- WHAT IS ASKED: Look for the string "type" in every line, and copy each line that has it.

- MATERIAL PROVIDED:
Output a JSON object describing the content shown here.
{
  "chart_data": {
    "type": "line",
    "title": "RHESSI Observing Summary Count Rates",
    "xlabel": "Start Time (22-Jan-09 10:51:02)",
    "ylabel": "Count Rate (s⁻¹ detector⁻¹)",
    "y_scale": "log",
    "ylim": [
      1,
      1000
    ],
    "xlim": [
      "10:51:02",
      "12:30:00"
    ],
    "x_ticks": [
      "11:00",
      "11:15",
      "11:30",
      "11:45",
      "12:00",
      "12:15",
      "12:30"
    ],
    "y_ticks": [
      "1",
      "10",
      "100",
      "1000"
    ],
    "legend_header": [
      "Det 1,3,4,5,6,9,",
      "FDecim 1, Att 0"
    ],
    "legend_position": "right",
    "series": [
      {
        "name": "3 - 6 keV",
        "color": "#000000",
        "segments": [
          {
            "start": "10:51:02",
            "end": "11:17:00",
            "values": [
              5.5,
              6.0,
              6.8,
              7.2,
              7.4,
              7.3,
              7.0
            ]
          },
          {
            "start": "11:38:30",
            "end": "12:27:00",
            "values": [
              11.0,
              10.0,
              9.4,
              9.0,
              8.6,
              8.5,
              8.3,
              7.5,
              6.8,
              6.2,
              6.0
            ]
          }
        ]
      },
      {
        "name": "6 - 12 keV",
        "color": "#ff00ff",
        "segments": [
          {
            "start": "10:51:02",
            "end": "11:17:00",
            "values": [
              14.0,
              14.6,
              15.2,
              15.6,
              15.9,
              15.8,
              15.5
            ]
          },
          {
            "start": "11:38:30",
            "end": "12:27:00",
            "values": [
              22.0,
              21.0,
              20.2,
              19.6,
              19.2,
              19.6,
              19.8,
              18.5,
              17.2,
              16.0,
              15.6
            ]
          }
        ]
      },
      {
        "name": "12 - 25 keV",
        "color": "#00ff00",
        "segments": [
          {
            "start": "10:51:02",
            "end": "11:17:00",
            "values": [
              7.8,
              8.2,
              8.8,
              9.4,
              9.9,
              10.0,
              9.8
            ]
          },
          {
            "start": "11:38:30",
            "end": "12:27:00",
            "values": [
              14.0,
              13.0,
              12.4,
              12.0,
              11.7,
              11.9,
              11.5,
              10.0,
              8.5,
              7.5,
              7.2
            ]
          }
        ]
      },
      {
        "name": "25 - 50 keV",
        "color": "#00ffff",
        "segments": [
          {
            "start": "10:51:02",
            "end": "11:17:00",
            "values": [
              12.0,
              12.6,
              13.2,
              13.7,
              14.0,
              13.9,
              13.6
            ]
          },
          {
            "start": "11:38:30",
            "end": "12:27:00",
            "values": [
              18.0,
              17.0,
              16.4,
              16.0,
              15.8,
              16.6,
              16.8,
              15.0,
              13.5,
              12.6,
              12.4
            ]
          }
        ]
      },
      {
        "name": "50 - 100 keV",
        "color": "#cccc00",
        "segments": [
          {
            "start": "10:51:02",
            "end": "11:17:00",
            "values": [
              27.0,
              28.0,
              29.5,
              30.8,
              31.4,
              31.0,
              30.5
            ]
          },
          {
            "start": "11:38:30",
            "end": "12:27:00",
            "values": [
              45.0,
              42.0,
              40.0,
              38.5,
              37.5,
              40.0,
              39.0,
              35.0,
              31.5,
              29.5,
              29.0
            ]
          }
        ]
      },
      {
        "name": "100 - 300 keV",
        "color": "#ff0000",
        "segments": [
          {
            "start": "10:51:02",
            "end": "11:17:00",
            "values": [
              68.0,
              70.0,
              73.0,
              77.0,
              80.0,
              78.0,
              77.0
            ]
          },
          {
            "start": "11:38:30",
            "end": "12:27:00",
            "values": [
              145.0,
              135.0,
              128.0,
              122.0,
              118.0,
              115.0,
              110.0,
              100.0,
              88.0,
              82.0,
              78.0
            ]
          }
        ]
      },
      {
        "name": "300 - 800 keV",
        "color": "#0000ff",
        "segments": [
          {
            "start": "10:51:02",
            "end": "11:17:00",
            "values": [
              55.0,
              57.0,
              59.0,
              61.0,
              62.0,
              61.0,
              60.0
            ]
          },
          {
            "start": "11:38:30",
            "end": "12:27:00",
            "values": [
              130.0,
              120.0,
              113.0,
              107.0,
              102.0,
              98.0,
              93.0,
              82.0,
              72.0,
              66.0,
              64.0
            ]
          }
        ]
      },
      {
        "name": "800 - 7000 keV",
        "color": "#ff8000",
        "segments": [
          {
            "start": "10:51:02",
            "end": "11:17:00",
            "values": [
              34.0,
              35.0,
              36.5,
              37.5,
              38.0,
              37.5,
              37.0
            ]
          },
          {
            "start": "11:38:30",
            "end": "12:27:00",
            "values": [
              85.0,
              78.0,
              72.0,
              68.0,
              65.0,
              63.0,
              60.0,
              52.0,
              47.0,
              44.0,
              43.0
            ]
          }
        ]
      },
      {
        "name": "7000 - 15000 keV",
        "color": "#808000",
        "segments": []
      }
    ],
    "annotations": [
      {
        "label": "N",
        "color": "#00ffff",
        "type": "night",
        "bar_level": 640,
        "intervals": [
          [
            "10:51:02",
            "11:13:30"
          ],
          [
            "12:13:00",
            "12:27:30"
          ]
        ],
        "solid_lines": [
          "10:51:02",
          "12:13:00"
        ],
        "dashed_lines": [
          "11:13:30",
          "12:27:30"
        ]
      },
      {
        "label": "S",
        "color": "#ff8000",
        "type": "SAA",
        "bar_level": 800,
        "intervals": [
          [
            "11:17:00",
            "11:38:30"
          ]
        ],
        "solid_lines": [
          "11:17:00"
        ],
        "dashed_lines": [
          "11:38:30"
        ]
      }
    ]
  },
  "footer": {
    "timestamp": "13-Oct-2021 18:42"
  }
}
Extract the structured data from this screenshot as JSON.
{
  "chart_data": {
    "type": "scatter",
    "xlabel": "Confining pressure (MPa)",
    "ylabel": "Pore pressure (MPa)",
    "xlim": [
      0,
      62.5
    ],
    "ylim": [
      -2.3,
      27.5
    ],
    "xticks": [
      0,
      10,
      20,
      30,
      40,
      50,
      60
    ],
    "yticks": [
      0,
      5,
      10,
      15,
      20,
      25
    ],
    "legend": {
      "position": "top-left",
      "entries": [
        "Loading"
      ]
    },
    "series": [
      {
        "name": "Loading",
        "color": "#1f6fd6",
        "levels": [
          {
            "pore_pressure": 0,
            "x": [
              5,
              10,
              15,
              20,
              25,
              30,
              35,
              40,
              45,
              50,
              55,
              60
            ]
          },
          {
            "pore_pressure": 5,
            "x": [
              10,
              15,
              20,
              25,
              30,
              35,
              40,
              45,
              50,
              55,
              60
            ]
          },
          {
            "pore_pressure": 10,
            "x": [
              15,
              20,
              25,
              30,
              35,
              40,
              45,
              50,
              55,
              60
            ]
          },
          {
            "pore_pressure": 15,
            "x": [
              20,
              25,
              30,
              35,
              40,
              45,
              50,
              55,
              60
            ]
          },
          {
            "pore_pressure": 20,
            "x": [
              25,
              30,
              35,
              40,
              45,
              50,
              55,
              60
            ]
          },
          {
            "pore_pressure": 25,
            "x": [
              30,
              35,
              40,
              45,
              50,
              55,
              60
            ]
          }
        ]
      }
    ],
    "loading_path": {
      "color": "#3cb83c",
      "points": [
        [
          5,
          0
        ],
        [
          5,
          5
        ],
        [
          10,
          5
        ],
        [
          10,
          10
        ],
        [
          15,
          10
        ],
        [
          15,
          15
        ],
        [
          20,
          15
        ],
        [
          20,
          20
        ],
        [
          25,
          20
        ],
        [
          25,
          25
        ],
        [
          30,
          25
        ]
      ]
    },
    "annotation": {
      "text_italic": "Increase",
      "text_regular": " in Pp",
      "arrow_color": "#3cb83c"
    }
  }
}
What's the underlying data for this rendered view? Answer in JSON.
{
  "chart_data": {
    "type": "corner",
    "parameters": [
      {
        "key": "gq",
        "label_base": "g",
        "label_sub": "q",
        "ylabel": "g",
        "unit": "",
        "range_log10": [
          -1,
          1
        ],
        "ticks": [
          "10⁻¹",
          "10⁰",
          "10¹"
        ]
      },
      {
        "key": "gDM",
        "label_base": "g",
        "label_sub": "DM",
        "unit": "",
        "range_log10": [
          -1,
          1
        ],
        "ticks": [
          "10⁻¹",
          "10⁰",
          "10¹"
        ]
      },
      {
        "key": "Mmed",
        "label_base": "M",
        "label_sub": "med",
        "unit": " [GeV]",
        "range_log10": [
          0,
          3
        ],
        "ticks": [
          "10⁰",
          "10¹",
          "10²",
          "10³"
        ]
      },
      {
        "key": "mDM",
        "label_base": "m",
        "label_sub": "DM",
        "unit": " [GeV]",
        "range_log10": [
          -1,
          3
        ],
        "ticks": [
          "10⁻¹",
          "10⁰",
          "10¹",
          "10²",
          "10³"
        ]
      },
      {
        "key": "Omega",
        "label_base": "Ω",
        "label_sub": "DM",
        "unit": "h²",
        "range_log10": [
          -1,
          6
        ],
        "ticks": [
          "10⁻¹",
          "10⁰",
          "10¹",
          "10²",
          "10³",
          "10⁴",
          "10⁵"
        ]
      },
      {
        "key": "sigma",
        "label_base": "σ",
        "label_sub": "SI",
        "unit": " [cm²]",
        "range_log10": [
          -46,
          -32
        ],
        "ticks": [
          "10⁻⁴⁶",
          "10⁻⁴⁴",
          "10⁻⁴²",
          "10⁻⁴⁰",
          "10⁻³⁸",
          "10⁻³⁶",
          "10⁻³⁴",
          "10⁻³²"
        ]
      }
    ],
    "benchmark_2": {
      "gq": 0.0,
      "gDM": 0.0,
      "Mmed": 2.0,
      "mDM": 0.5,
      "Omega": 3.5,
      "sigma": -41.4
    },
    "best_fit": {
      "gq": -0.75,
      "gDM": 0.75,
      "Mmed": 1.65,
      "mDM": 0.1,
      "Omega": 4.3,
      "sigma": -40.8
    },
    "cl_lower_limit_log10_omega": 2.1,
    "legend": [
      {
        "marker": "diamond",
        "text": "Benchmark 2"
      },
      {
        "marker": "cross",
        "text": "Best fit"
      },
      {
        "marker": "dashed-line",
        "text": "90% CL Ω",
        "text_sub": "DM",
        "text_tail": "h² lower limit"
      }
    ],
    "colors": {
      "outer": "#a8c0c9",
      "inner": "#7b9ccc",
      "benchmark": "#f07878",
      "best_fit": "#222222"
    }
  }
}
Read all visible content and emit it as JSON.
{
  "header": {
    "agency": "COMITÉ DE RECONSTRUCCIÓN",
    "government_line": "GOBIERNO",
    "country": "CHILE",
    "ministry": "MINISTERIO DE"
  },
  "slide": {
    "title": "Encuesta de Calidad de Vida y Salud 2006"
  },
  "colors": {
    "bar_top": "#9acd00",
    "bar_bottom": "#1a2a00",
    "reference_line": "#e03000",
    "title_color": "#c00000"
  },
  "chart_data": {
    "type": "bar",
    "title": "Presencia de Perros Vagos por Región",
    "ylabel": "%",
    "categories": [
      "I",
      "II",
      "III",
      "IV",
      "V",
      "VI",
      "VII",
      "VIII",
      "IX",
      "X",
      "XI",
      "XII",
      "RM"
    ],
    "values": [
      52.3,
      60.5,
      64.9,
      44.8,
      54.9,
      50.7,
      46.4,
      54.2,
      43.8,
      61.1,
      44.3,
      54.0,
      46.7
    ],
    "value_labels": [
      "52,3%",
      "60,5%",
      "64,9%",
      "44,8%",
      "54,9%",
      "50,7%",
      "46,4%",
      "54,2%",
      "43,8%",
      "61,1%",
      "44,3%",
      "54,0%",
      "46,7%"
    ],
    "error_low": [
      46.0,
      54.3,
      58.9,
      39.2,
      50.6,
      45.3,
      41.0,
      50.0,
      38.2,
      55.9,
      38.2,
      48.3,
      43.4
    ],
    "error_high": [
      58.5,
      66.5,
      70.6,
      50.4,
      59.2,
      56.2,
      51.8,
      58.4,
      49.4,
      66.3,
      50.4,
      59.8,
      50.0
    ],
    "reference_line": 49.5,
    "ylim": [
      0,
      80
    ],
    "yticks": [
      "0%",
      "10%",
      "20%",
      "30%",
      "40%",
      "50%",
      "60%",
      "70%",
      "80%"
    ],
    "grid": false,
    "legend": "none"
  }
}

- EXERCISE OUTPUT:
    "type": "line",
        "type": "night",
        "type": "SAA",
    "type": "scatter",
    "type": "corner",
    "type": "bar",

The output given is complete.